**WHAT IS ASKED**
Leave out the pictures, then reproduce the rest of the material exactly.
*-*-*
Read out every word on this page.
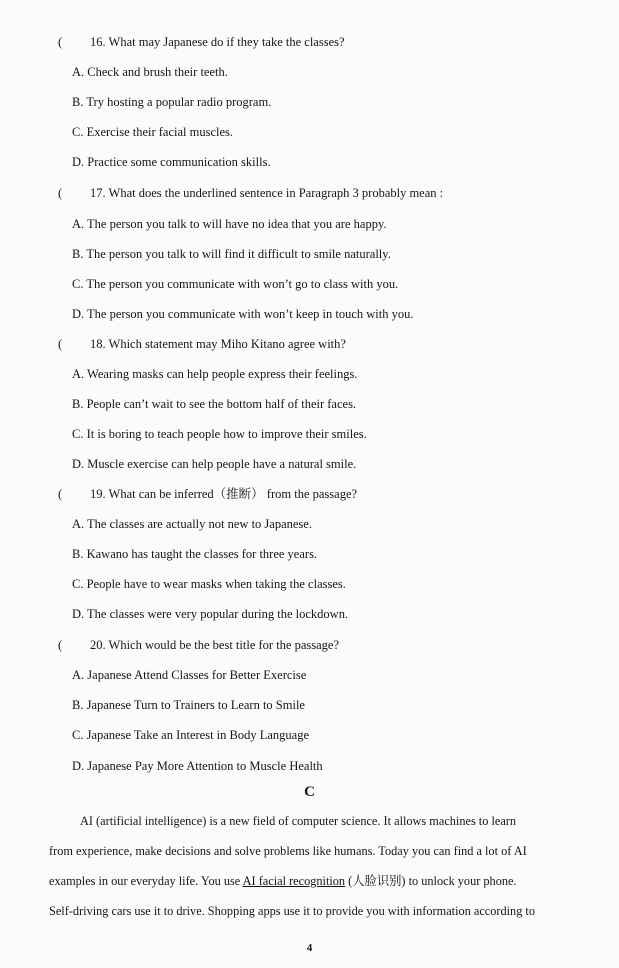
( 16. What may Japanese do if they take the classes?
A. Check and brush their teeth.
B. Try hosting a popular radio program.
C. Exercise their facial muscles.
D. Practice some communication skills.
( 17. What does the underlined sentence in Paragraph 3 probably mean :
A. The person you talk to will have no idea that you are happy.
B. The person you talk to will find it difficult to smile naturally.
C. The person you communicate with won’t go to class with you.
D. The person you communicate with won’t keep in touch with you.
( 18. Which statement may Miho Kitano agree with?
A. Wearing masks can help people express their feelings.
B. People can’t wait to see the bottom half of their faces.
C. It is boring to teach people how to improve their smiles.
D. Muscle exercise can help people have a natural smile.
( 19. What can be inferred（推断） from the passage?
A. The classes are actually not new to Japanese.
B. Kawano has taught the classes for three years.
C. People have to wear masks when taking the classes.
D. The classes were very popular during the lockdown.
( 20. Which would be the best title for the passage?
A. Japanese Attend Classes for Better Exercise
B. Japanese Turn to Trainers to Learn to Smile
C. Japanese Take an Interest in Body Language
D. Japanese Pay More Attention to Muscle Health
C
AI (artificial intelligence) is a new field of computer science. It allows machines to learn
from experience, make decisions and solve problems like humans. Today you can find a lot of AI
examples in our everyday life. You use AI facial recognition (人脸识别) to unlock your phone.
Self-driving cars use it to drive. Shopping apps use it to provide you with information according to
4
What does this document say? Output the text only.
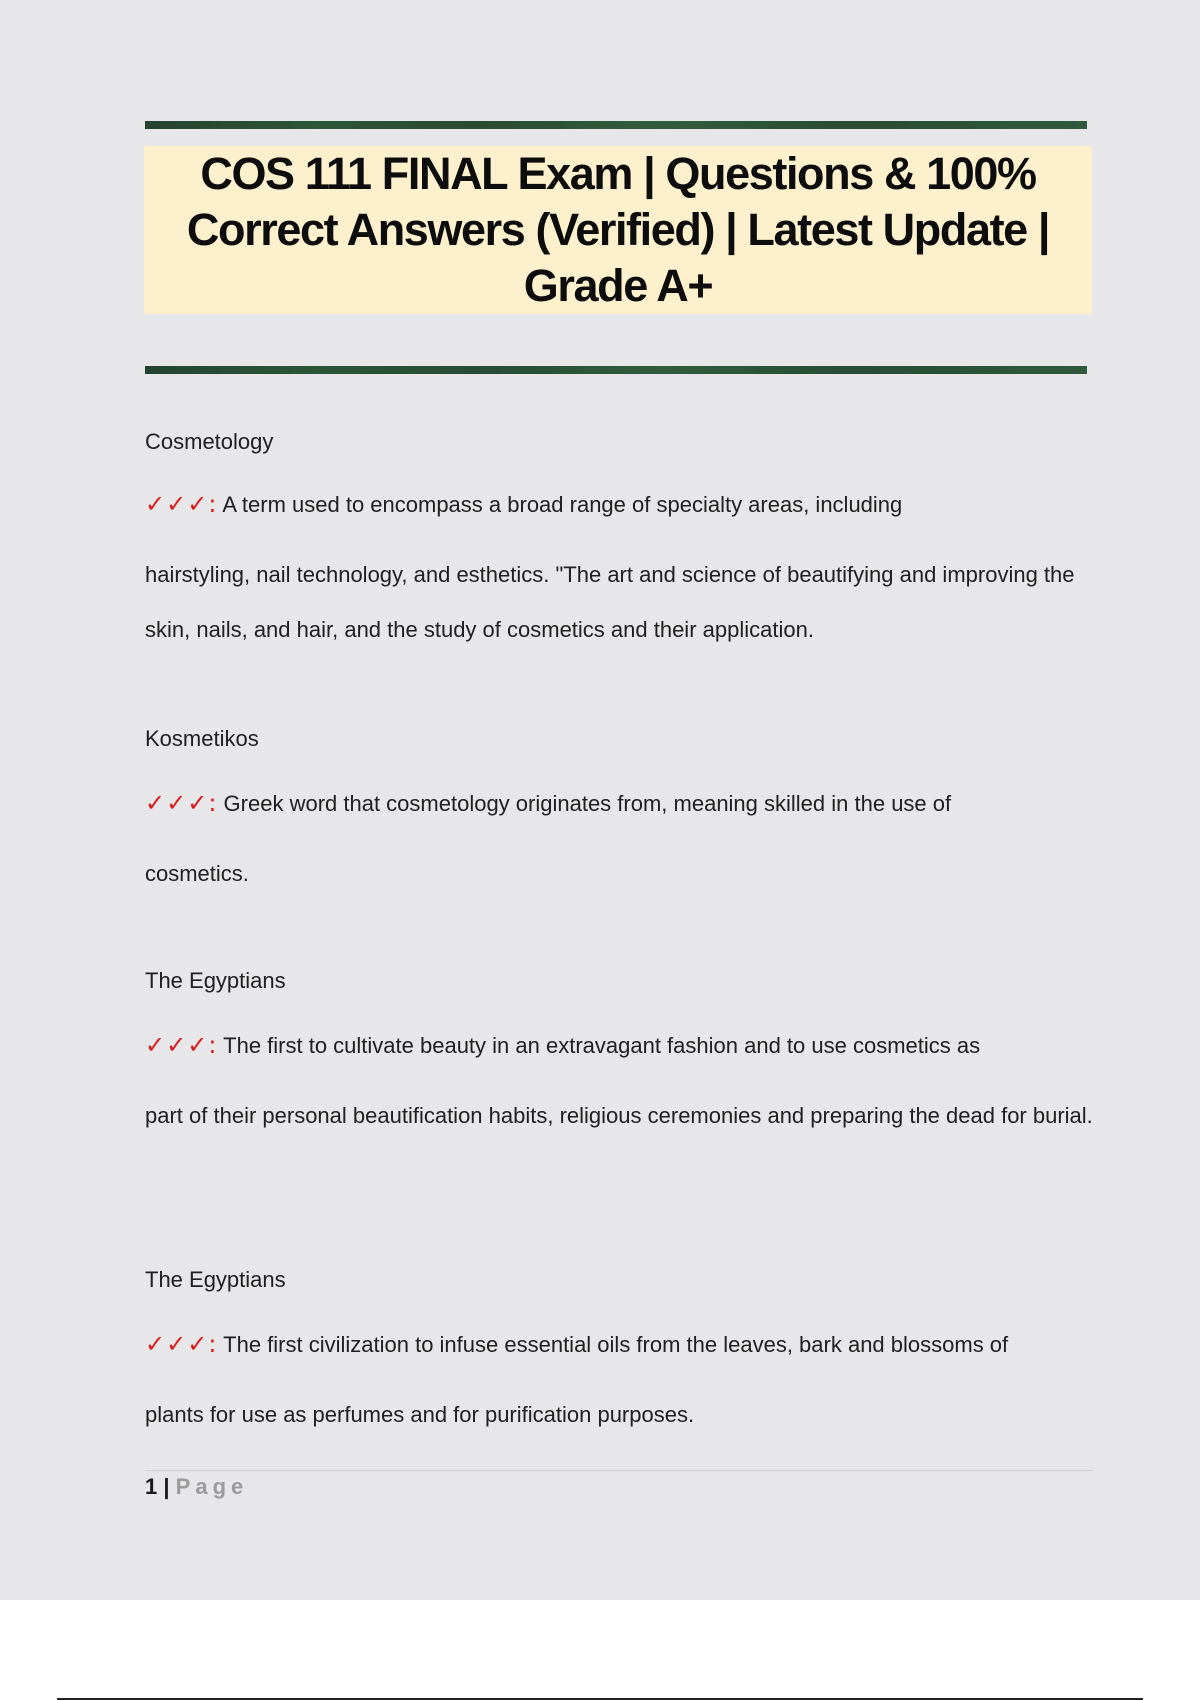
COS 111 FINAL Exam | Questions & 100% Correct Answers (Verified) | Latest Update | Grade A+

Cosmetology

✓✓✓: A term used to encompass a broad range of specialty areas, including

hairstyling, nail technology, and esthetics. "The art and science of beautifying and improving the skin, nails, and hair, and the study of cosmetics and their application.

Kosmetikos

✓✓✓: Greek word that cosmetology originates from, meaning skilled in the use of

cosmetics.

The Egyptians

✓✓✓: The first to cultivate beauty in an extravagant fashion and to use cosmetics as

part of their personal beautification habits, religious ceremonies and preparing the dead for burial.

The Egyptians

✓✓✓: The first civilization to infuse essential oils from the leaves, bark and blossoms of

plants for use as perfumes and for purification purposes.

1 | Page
*-*-*
**THE OUTPUT**
Read out every word on this page.
( 16. What may Japanese do if they take the classes?
A. Check and brush their teeth.
B. Try hosting a popular radio program.
C. Exercise their facial muscles.
D. Practice some communication skills.
( 17. What does the underlined sentence in Paragraph 3 probably mean :
A. The person you talk to will have no idea that you are happy.
B. The person you talk to will find it difficult to smile naturally.
C. The person you communicate with won’t go to class with you.
D. The person you communicate with won’t keep in touch with you.
( 18. Which statement may Miho Kitano agree with?
A. Wearing masks can help people express their feelings.
B. People can’t wait to see the bottom half of their faces.
C. It is boring to teach people how to improve their smiles.
D. Muscle exercise can help people have a natural smile.
( 19. What can be inferred（推断） from the passage?
A. The classes are actually not new to Japanese.
B. Kawano has taught the classes for three years.
C. People have to wear masks when taking the classes.
D. The classes were very popular during the lockdown.
( 20. Which would be the best title for the passage?
A. Japanese Attend Classes for Better Exercise
B. Japanese Turn to Trainers to Learn to Smile
C. Japanese Take an Interest in Body Language
D. Japanese Pay More Attention to Muscle Health
C
AI (artificial intelligence) is a new field of computer science. It allows machines to learn
from experience, make decisions and solve problems like humans. Today you can find a lot of AI
examples in our everyday life. You use AI facial recognition (人脸识别) to unlock your phone.
Self-driving cars use it to drive. Shopping apps use it to provide you with information according to
4
What does this document say? Output the text only.
COS 111 FINAL Exam | Questions & 100% Correct Answers (Verified) | Latest Update | Grade A+

Cosmetology

✓✓✓: A term used to encompass a broad range of specialty areas, including

hairstyling, nail technology, and esthetics. "The art and science of beautifying and improving the skin, nails, and hair, and the study of cosmetics and their application.

Kosmetikos

✓✓✓: Greek word that cosmetology originates from, meaning skilled in the use of

cosmetics.

The Egyptians

✓✓✓: The first to cultivate beauty in an extravagant fashion and to use cosmetics as

part of their personal beautification habits, religious ceremonies and preparing the dead for burial.

The Egyptians

✓✓✓: The first civilization to infuse essential oils from the leaves, bark and blossoms of

plants for use as perfumes and for purification purposes.

1 | Page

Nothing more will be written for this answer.